**Activity**.
Check each line of the material below for "Active" and copy those where it appears.
↓
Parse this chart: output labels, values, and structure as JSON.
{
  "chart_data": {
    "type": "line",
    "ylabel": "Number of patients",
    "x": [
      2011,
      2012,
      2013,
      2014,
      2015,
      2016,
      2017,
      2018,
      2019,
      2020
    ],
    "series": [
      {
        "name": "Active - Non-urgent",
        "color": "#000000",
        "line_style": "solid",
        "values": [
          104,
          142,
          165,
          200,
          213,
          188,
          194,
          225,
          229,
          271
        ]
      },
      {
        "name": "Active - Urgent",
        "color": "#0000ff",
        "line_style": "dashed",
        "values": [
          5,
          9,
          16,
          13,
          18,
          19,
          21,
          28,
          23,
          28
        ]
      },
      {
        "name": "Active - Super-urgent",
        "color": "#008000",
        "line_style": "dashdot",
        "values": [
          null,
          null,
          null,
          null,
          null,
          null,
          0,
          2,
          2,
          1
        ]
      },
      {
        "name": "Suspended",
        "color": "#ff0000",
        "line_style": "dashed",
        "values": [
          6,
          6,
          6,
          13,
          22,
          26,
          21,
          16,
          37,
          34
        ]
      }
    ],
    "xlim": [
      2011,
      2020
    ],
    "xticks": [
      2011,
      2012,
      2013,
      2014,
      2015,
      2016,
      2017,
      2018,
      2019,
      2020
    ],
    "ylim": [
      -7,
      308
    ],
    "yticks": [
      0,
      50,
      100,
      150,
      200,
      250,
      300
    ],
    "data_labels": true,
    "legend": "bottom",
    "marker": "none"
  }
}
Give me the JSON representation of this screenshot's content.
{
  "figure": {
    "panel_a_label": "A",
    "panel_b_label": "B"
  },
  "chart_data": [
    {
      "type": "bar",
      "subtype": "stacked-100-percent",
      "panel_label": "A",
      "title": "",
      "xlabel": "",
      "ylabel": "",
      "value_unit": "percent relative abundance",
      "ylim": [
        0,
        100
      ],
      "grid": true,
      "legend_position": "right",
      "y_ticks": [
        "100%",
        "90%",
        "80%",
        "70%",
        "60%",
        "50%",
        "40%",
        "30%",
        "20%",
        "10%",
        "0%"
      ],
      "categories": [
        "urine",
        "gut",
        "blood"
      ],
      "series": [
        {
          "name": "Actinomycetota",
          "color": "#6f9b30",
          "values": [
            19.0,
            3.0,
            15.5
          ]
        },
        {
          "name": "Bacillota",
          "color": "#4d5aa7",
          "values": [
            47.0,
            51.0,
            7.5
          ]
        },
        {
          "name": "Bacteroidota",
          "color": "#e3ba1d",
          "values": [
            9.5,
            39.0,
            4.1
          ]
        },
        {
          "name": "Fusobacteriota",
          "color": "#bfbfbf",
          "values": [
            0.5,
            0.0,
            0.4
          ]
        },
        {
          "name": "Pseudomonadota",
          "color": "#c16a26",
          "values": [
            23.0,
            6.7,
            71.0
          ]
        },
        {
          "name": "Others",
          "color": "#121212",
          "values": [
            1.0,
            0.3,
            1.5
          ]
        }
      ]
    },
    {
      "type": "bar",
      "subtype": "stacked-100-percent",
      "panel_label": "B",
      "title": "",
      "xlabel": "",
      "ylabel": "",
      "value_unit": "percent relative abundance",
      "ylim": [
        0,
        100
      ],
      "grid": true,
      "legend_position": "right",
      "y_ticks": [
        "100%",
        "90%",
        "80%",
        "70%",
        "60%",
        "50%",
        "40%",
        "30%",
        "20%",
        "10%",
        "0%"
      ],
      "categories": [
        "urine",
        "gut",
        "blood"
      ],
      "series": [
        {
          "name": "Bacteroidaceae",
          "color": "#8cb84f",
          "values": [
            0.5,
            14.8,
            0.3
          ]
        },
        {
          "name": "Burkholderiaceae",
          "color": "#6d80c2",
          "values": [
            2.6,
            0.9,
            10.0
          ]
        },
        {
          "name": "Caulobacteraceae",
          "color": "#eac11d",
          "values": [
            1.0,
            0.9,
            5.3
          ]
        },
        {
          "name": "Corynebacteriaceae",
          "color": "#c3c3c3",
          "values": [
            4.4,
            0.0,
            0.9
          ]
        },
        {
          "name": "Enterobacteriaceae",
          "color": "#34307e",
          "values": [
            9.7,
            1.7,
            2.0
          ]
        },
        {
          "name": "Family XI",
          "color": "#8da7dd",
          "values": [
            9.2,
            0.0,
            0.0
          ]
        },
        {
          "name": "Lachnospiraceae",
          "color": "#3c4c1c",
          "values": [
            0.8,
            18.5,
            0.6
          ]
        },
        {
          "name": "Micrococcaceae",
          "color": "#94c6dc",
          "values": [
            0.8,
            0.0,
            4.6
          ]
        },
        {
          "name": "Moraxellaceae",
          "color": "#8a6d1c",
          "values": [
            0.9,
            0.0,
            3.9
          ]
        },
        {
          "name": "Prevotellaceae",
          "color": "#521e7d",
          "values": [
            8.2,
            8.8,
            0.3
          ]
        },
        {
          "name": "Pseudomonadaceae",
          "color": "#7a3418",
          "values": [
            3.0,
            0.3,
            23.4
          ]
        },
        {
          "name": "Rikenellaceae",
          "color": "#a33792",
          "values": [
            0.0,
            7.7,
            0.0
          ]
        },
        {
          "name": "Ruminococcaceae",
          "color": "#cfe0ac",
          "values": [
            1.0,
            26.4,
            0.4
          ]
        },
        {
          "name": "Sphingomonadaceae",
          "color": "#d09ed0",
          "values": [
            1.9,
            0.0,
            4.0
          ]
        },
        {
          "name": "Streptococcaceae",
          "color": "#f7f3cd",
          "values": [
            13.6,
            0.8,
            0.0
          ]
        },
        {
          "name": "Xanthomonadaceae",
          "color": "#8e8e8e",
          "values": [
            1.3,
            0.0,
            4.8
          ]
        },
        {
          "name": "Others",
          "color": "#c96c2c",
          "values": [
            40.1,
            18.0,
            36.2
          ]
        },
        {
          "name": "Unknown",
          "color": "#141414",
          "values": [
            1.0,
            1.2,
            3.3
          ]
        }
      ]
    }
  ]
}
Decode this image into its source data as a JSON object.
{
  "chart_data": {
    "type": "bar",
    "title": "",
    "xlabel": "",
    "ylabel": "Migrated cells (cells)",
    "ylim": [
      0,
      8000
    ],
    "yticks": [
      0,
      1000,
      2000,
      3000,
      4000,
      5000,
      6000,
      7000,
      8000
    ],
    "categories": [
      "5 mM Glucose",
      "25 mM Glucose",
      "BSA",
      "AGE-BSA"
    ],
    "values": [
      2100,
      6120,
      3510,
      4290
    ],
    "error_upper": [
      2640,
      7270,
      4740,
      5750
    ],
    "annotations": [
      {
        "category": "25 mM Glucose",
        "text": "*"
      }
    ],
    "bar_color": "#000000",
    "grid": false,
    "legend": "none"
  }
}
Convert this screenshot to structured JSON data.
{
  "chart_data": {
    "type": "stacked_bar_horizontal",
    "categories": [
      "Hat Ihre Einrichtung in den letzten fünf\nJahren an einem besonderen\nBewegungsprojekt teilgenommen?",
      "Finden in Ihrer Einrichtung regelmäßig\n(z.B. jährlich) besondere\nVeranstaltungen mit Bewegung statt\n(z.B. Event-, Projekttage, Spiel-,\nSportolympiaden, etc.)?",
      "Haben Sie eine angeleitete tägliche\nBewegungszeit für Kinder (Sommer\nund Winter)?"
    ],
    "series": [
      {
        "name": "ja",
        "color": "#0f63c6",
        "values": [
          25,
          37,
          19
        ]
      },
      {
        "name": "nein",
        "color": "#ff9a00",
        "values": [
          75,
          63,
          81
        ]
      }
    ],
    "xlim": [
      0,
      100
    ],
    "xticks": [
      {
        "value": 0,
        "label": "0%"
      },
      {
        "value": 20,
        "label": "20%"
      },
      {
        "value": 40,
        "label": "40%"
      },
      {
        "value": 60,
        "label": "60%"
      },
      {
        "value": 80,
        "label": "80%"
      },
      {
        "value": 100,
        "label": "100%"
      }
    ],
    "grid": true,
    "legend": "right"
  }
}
↑
**Answer to this task**.
        "name": "Active - Non-urgent",
        "name": "Active - Urgent",
        "name": "Active - Super-urgent",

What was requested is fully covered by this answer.